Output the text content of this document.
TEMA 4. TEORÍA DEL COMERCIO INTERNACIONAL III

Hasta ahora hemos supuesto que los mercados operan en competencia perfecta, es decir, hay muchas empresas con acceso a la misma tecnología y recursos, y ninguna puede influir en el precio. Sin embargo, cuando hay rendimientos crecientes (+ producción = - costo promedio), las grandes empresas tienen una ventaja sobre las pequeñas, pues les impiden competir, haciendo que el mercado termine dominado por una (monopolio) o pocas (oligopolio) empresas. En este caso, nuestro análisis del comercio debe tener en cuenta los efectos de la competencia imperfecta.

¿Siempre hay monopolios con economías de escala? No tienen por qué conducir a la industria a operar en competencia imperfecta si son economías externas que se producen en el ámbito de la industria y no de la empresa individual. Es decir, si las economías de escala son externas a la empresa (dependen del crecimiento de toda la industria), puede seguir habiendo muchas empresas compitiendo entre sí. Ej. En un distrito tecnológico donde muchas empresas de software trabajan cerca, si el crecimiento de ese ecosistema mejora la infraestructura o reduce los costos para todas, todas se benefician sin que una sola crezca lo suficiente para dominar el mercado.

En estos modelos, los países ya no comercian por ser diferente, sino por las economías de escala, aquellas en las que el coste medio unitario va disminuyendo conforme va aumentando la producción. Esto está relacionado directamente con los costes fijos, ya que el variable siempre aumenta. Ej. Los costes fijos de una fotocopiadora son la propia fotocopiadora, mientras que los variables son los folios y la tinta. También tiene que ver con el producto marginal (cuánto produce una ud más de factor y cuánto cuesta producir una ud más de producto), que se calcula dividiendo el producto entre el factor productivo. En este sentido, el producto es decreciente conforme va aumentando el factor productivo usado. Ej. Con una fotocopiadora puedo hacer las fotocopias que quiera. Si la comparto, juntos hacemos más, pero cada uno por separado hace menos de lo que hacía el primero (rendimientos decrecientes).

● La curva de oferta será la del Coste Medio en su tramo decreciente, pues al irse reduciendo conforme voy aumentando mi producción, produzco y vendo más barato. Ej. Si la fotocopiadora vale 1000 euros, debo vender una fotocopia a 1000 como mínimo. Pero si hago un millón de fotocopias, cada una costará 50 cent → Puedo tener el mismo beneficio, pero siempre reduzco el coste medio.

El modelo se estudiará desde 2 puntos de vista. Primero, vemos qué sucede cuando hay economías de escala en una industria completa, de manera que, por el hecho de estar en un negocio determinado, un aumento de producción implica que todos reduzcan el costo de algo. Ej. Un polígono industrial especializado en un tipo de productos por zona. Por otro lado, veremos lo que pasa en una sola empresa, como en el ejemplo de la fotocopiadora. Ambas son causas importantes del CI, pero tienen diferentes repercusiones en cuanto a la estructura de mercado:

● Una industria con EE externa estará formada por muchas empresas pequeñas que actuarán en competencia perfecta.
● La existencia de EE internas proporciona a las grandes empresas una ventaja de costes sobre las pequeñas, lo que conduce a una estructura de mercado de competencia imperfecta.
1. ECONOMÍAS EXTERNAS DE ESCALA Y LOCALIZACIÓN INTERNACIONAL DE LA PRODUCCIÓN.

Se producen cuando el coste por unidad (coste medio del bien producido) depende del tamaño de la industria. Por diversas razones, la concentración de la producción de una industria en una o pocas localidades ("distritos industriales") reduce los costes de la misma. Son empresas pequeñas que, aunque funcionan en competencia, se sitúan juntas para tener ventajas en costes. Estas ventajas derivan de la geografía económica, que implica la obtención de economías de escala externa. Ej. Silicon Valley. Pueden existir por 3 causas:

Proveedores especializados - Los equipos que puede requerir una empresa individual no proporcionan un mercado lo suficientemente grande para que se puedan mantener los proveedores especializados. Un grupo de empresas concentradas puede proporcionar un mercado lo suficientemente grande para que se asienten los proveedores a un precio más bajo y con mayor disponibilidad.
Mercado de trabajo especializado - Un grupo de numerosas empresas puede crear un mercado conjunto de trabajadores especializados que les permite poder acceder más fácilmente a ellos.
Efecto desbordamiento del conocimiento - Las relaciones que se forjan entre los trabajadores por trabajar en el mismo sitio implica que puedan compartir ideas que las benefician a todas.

..............................

WRITTEN PROBLEM:
Copy all the lines, exactly.

TASK RESULT:
Output the text content of this document.
TEMA 4. TEORÍA DEL COMERCIO INTERNACIONAL III

Hasta ahora hemos supuesto que los mercados operan en competencia perfecta, es decir, hay muchas empresas con acceso a la misma tecnología y recursos, y ninguna puede influir en el precio. Sin embargo, cuando hay rendimientos crecientes (+ producción = - costo promedio), las grandes empresas tienen una ventaja sobre las pequeñas, pues les impiden competir, haciendo que el mercado termine dominado por una (monopolio) o pocas (oligopolio) empresas. En este caso, nuestro análisis del comercio debe tener en cuenta los efectos de la competencia imperfecta.

¿Siempre hay monopolios con economías de escala? No tienen por qué conducir a la industria a operar en competencia imperfecta si son economías externas que se producen en el ámbito de la industria y no de la empresa individual. Es decir, si las economías de escala son externas a la empresa (dependen del crecimiento de toda la industria), puede seguir habiendo muchas empresas compitiendo entre sí. Ej. En un distrito tecnológico donde muchas empresas de software trabajan cerca, si el crecimiento de ese ecosistema mejora la infraestructura o reduce los costos para todas, todas se benefician sin que una sola crezca lo suficiente para dominar el mercado.

En estos modelos, los países ya no comercian por ser diferente, sino por las economías de escala, aquellas en las que el coste medio unitario va disminuyendo conforme va aumentando la producción. Esto está relacionado directamente con los costes fijos, ya que el variable siempre aumenta. Ej. Los costes fijos de una fotocopiadora son la propia fotocopiadora, mientras que los variables son los folios y la tinta. También tiene que ver con el producto marginal (cuánto produce una ud más de factor y cuánto cuesta producir una ud más de producto), que se calcula dividiendo el producto entre el factor productivo. En este sentido, el producto es decreciente conforme va aumentando el factor productivo usado. Ej. Con una fotocopiadora puedo hacer las fotocopias que quiera. Si la comparto, juntos hacemos más, pero cada uno por separado hace menos de lo que hacía el primero (rendimientos decrecientes).

● La curva de oferta será la del Coste Medio en su tramo decreciente, pues al irse reduciendo conforme voy aumentando mi producción, produzco y vendo más barato. Ej. Si la fotocopiadora vale 1000 euros, debo vender una fotocopia a 1000 como mínimo. Pero si hago un millón de fotocopias, cada una costará 50 cent → Puedo tener el mismo beneficio, pero siempre reduzco el coste medio.

El modelo se estudiará desde 2 puntos de vista. Primero, vemos qué sucede cuando hay economías de escala en una industria completa, de manera que, por el hecho de estar en un negocio determinado, un aumento de producción implica que todos reduzcan el costo de algo. Ej. Un polígono industrial especializado en un tipo de productos por zona. Por otro lado, veremos lo que pasa en una sola empresa, como en el ejemplo de la fotocopiadora. Ambas son causas importantes del CI, pero tienen diferentes repercusiones en cuanto a la estructura de mercado:

● Una industria con EE externa estará formada por muchas empresas pequeñas que actuarán en competencia perfecta.
● La existencia de EE internas proporciona a las grandes empresas una ventaja de costes sobre las pequeñas, lo que conduce a una estructura de mercado de competencia imperfecta.
1. ECONOMÍAS EXTERNAS DE ESCALA Y LOCALIZACIÓN INTERNACIONAL DE LA PRODUCCIÓN.

Se producen cuando el coste por unidad (coste medio del bien producido) depende del tamaño de la industria. Por diversas razones, la concentración de la producción de una industria en una o pocas localidades ("distritos industriales") reduce los costes de la misma. Son empresas pequeñas que, aunque funcionan en competencia, se sitúan juntas para tener ventajas en costes. Estas ventajas derivan de la geografía económica, que implica la obtención de economías de escala externa. Ej. Silicon Valley. Pueden existir por 3 causas:

Proveedores especializados - Los equipos que puede requerir una empresa individual no proporcionan un mercado lo suficientemente grande para que se puedan mantener los proveedores especializados. Un grupo de empresas concentradas puede proporcionar un mercado lo suficientemente grande para que se asienten los proveedores a un precio más bajo y con mayor disponibilidad.
Mercado de trabajo especializado - Un grupo de numerosas empresas puede crear un mercado conjunto de trabajadores especializados que les permite poder acceder más fácilmente a ellos.
Efecto desbordamiento del conocimiento - Las relaciones que se forjan entre los trabajadores por trabajar en el mismo sitio implica que puedan compartir ideas que las benefician a todas.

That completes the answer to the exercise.